• **Your objective**: Copy out every line in which the string "Maire" occurs.

----------

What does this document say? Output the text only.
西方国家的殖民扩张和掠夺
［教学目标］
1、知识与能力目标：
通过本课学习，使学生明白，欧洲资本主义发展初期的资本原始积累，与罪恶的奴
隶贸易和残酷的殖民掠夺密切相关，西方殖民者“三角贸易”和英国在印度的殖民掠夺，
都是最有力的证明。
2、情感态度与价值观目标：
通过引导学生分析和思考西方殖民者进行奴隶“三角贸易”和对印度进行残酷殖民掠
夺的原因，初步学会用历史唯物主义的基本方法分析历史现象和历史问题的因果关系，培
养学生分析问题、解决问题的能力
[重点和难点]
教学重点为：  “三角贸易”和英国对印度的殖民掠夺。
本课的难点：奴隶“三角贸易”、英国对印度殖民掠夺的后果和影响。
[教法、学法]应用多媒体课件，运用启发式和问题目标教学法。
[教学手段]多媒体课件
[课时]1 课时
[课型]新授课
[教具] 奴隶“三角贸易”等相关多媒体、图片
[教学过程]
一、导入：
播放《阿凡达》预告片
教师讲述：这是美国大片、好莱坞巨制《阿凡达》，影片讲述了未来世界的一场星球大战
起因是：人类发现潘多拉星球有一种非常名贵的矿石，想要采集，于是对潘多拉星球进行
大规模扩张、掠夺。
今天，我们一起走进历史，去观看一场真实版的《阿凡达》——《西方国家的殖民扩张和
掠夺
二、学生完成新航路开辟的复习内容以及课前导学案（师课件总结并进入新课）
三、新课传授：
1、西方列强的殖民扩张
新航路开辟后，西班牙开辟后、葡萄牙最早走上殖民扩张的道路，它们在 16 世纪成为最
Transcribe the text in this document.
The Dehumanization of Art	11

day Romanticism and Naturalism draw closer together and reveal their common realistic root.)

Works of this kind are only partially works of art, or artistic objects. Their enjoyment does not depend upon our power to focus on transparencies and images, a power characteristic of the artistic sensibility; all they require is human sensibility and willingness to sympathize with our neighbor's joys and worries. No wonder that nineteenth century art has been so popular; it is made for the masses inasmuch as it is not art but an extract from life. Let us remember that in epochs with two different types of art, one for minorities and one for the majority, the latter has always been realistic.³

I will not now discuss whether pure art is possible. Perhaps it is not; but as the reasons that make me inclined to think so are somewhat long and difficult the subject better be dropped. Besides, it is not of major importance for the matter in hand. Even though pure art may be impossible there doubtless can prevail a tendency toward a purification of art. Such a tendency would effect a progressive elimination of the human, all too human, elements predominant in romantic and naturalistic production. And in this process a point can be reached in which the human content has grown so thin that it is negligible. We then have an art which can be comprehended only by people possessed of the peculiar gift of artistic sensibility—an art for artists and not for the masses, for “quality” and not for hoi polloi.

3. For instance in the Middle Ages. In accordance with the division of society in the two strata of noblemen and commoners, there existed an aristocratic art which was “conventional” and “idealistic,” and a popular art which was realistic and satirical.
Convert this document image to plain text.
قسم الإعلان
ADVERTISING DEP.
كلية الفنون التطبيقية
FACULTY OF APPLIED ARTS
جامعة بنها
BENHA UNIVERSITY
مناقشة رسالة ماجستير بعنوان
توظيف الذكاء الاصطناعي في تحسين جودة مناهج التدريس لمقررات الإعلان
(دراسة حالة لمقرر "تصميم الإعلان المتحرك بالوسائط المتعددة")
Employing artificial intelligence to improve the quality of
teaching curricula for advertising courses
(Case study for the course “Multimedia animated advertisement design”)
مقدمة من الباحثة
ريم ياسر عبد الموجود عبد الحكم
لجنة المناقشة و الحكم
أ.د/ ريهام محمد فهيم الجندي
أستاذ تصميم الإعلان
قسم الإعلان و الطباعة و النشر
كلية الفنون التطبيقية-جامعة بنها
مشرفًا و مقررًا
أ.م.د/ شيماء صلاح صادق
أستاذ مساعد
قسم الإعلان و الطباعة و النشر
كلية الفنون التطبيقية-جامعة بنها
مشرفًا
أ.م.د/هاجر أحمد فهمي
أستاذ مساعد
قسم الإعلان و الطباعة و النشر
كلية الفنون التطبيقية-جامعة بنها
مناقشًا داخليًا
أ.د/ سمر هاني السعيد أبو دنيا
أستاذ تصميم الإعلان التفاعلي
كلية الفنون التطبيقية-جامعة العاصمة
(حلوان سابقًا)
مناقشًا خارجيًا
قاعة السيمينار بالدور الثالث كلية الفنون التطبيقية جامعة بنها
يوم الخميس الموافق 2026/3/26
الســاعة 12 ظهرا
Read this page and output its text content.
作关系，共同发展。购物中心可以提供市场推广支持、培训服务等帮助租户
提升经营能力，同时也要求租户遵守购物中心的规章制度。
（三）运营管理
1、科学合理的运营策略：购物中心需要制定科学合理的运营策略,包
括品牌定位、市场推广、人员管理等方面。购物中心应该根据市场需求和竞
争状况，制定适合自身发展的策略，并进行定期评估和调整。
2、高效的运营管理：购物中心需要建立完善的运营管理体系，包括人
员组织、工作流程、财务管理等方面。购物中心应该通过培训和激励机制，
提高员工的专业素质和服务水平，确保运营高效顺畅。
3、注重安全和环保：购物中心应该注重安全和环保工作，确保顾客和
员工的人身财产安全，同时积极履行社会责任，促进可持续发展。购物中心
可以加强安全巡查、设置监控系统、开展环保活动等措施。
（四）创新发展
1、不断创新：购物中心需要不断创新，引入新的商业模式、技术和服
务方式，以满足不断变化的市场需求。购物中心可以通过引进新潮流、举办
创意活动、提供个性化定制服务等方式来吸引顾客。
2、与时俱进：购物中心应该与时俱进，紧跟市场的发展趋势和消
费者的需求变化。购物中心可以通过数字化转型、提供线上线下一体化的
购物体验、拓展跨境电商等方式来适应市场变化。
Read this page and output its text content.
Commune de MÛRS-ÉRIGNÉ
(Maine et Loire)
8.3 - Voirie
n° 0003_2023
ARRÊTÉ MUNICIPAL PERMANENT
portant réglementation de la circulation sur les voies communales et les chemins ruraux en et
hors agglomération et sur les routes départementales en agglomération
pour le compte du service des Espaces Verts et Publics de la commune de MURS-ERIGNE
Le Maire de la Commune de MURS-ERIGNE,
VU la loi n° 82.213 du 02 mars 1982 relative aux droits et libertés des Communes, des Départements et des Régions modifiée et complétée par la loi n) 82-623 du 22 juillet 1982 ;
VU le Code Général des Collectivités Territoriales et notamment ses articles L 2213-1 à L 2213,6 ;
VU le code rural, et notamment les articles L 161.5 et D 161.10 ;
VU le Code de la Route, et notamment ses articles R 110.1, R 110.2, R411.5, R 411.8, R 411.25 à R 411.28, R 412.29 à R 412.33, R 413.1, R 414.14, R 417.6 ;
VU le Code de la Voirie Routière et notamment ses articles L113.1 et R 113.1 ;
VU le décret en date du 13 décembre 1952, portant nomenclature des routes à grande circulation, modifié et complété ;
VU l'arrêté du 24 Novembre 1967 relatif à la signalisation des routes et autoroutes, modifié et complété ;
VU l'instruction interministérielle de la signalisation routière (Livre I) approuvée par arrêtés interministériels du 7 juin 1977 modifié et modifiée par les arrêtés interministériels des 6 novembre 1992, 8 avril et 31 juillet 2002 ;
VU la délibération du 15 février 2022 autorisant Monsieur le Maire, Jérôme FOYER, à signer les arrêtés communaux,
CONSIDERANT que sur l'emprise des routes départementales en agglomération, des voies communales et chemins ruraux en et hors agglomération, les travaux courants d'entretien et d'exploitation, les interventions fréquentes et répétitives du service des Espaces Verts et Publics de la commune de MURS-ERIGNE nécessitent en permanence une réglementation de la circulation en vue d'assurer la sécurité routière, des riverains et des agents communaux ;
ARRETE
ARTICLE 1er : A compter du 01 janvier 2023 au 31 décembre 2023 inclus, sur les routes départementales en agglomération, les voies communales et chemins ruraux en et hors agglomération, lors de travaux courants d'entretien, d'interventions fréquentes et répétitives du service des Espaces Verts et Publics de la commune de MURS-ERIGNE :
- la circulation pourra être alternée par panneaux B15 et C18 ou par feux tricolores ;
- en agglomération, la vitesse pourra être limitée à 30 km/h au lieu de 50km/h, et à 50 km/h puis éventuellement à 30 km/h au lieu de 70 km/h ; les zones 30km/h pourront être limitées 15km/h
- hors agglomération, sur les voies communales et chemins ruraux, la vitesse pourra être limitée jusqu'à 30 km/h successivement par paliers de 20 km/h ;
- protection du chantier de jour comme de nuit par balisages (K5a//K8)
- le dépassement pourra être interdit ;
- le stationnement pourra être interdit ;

----------

• **Solution to this task**:
Le Maire de la Commune de MURS-ERIGNE,
VU la délibération du 15 février 2022 autorisant Monsieur le Maire, Jérôme FOYER, à signer les arrêtés communaux,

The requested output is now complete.